(What you should do):
Identify all lines in the listing that include the word "COMPANY", and copy them out.

(Extracted data):
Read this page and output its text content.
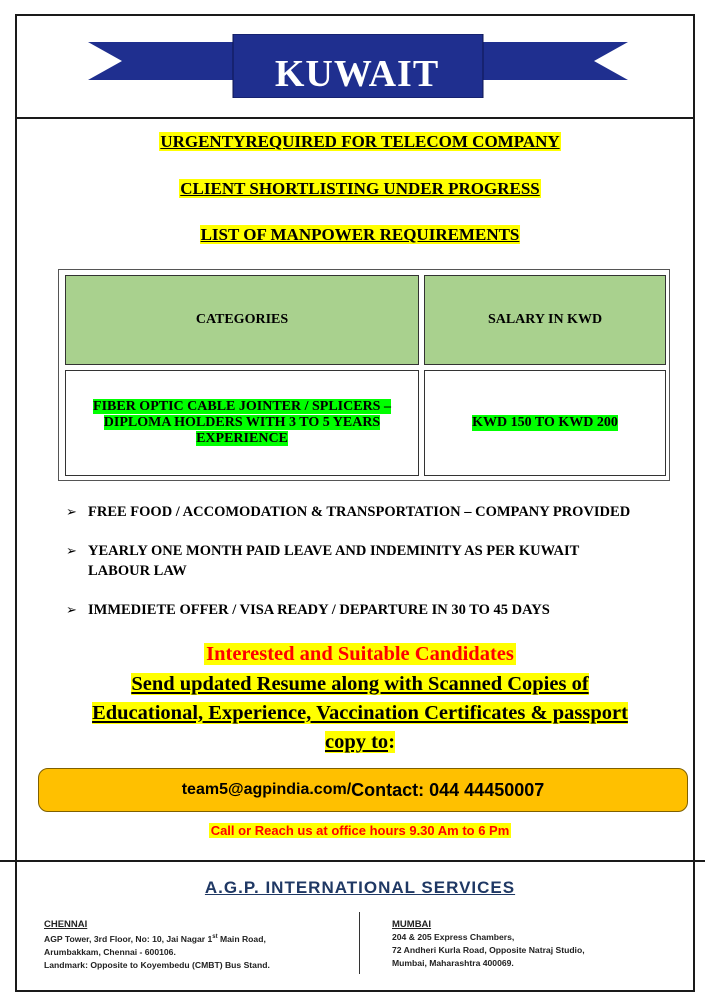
KUWAIT
URGENTYREQUIRED FOR TELECOM COMPANY
CLIENT SHORTLISTING UNDER PROGRESS
LIST OF MANPOWER REQUIREMENTS
CATEGORIES	SALARY IN KWD
FIBER OPTIC CABLE JOINTER / SPLICERS –
DIPLOMA HOLDERS WITH 3 TO 5 YEARS
EXPERIENCE
KWD 150 TO KWD 200
➢ FREE FOOD / ACCOMODATION & TRANSPORTATION – COMPANY PROVIDED
➢ YEARLY ONE MONTH PAID LEAVE AND INDEMINITY AS PER KUWAIT
LABOUR LAW
➢ IMMEDIETE OFFER / VISA READY / DEPARTURE IN 30 TO 45 DAYS
Interested and Suitable Candidates
Send updated Resume along with Scanned Copies of
Educational, Experience, Vaccination Certificates & passport
copy to:
team5@agpindia.com/ Contact: 044 44450007
Call or Reach us at office hours 9.30 Am to 6 Pm
A.G.P. INTERNATIONAL SERVICES
CHENNAI
AGP Tower, 3rd Floor, No: 10, Jai Nagar 1st Main Road,
Arumbakkam, Chennai - 600106.
Landmark: Opposite to Koyembedu (CMBT) Bus Stand.
MUMBAI
204 & 205 Express Chambers,
72 Andheri Kurla Road, Opposite Natraj Studio,
Mumbai, Maharashtra 400069.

(Written answer):
URGENTYREQUIRED FOR TELECOM COMPANY
➢ FREE FOOD / ACCOMODATION & TRANSPORTATION – COMPANY PROVIDED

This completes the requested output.